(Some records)
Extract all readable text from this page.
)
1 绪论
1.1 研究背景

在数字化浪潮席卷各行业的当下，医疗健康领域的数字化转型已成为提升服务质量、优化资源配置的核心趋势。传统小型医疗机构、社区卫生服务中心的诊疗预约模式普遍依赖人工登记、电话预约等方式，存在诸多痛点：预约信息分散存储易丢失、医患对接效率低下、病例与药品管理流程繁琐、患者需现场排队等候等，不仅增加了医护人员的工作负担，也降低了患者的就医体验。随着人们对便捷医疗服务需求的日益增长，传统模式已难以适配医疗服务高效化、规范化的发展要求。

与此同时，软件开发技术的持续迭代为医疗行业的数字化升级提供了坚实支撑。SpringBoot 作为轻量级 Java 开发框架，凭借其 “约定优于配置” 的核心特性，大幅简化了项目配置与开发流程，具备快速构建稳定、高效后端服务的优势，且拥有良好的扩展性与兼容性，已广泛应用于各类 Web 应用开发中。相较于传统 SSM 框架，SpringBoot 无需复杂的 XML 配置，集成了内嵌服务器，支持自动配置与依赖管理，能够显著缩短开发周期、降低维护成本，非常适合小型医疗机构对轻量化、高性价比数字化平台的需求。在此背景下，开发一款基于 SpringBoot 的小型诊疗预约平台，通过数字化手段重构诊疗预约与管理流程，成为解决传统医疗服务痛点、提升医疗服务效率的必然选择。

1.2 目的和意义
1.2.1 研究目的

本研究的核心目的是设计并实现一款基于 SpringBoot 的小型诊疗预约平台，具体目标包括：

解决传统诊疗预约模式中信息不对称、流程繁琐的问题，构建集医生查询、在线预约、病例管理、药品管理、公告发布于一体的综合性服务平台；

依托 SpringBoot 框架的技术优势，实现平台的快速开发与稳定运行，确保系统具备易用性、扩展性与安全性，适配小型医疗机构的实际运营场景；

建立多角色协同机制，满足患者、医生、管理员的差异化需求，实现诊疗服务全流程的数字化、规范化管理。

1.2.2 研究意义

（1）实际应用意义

▶ What this task involves: Extract each entry in full and write it down exactly.

▶ Response to this exercise:
Extract all readable text from this page.
)
1 绪论
1.1 研究背景

在数字化浪潮席卷各行业的当下，医疗健康领域的数字化转型已成为提升服务质量、优化资源配置的核心趋势。传统小型医疗机构、社区卫生服务中心的诊疗预约模式普遍依赖人工登记、电话预约等方式，存在诸多痛点：预约信息分散存储易丢失、医患对接效率低下、病例与药品管理流程繁琐、患者需现场排队等候等，不仅增加了医护人员的工作负担，也降低了患者的就医体验。随着人们对便捷医疗服务需求的日益增长，传统模式已难以适配医疗服务高效化、规范化的发展要求。

与此同时，软件开发技术的持续迭代为医疗行业的数字化升级提供了坚实支撑。SpringBoot 作为轻量级 Java 开发框架，凭借其 “约定优于配置” 的核心特性，大幅简化了项目配置与开发流程，具备快速构建稳定、高效后端服务的优势，且拥有良好的扩展性与兼容性，已广泛应用于各类 Web 应用开发中。相较于传统 SSM 框架，SpringBoot 无需复杂的 XML 配置，集成了内嵌服务器，支持自动配置与依赖管理，能够显著缩短开发周期、降低维护成本，非常适合小型医疗机构对轻量化、高性价比数字化平台的需求。在此背景下，开发一款基于 SpringBoot 的小型诊疗预约平台，通过数字化手段重构诊疗预约与管理流程，成为解决传统医疗服务痛点、提升医疗服务效率的必然选择。

1.2 目的和意义
1.2.1 研究目的

本研究的核心目的是设计并实现一款基于 SpringBoot 的小型诊疗预约平台，具体目标包括：

解决传统诊疗预约模式中信息不对称、流程繁琐的问题，构建集医生查询、在线预约、病例管理、药品管理、公告发布于一体的综合性服务平台；

依托 SpringBoot 框架的技术优势，实现平台的快速开发与稳定运行，确保系统具备易用性、扩展性与安全性，适配小型医疗机构的实际运营场景；

建立多角色协同机制，满足患者、医生、管理员的差异化需求，实现诊疗服务全流程的数字化、规范化管理。

1.2.2 研究意义

（1）实际应用意义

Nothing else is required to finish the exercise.